*Task to carry out:* Give the number of lines in the records below that hold "Активен"; nothing else is needed.

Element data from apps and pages
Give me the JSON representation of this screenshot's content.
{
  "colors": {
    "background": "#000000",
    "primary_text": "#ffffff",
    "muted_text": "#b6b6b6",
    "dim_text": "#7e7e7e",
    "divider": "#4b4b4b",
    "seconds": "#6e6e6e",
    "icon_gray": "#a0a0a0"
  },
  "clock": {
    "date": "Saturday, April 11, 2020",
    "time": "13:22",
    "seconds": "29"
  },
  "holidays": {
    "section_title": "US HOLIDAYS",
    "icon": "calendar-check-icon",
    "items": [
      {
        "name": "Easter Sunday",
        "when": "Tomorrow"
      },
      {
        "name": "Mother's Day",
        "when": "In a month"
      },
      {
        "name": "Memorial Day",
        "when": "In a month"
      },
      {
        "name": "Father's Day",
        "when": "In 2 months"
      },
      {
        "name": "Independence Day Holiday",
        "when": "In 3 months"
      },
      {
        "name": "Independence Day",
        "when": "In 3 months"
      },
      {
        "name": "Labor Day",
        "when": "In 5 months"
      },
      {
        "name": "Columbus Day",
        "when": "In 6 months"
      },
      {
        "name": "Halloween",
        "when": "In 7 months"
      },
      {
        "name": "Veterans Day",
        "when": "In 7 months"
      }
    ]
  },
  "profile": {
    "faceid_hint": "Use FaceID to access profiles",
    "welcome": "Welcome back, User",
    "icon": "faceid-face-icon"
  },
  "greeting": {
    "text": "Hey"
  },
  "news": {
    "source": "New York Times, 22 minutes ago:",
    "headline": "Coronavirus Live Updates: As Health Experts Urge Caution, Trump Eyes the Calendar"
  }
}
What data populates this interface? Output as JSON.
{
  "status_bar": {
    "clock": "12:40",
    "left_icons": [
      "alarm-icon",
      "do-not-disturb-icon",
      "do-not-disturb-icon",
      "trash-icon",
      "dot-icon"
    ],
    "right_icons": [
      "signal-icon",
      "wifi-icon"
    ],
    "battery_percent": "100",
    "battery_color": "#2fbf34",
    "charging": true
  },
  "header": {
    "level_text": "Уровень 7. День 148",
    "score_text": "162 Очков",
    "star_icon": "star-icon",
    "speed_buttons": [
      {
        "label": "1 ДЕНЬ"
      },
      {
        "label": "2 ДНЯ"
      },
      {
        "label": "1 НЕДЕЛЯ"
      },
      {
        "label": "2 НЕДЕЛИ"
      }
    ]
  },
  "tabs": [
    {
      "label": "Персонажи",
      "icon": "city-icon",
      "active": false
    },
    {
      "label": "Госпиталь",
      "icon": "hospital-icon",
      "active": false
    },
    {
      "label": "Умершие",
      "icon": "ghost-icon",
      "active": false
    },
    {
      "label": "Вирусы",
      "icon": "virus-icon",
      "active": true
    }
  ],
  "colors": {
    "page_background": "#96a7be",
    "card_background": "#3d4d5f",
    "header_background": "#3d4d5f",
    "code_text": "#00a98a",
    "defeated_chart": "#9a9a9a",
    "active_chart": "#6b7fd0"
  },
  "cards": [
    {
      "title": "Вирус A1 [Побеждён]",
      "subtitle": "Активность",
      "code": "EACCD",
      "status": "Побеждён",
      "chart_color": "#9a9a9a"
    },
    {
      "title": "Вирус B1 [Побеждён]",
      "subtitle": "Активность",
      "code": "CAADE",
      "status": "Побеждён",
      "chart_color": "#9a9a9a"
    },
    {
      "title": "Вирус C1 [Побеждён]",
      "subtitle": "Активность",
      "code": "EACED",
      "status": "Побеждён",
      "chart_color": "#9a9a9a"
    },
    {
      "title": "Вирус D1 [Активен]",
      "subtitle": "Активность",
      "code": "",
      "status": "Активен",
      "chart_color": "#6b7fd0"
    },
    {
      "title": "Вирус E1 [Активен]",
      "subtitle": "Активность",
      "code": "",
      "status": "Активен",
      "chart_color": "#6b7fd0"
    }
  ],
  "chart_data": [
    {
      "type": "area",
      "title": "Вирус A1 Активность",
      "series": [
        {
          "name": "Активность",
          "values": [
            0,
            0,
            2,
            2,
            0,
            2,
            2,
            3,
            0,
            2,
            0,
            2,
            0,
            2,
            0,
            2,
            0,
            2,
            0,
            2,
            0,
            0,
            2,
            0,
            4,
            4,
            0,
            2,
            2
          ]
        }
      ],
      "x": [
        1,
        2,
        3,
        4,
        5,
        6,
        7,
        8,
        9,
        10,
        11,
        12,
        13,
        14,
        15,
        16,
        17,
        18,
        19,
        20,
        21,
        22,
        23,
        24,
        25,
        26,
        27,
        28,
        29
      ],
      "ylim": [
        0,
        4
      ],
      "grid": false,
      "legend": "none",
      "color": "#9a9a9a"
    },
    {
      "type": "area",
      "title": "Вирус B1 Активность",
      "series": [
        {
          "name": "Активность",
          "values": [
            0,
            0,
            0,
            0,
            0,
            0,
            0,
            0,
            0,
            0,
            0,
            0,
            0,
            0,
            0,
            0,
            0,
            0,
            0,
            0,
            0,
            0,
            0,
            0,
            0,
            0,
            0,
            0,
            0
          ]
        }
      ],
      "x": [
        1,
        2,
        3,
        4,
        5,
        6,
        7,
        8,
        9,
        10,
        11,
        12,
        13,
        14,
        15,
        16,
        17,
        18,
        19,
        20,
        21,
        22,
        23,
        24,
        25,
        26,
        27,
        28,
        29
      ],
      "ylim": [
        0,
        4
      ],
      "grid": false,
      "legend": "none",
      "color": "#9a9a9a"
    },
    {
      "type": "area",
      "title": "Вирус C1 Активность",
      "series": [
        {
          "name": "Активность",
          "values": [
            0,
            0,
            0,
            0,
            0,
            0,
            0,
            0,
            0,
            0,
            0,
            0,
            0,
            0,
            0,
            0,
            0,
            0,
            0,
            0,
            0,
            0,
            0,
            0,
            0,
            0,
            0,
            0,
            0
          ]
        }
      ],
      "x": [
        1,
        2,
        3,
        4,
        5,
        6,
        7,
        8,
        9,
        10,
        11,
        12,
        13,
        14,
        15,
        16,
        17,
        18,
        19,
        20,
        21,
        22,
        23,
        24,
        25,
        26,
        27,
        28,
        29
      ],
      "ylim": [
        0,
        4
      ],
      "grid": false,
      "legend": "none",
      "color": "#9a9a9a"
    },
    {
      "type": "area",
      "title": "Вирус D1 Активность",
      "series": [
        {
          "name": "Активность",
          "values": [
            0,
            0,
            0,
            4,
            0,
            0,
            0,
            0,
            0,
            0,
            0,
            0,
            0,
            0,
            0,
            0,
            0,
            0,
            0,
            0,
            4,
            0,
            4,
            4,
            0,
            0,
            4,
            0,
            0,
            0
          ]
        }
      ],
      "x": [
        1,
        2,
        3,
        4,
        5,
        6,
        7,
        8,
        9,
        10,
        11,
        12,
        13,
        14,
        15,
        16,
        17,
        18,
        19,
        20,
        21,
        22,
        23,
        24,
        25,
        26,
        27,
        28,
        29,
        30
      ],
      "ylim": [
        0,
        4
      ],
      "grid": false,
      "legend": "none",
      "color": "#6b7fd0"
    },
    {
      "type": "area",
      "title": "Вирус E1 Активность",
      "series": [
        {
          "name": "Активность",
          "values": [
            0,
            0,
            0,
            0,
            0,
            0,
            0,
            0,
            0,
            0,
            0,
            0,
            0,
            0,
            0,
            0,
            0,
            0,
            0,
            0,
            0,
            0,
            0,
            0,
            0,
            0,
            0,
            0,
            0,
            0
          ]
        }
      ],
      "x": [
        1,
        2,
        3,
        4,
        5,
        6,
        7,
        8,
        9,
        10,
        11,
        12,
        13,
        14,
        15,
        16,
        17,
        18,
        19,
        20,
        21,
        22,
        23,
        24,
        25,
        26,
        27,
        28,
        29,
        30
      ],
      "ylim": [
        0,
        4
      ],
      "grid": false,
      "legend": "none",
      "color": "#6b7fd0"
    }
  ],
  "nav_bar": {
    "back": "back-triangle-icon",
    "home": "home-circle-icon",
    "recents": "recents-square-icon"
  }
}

*Written answer:* 4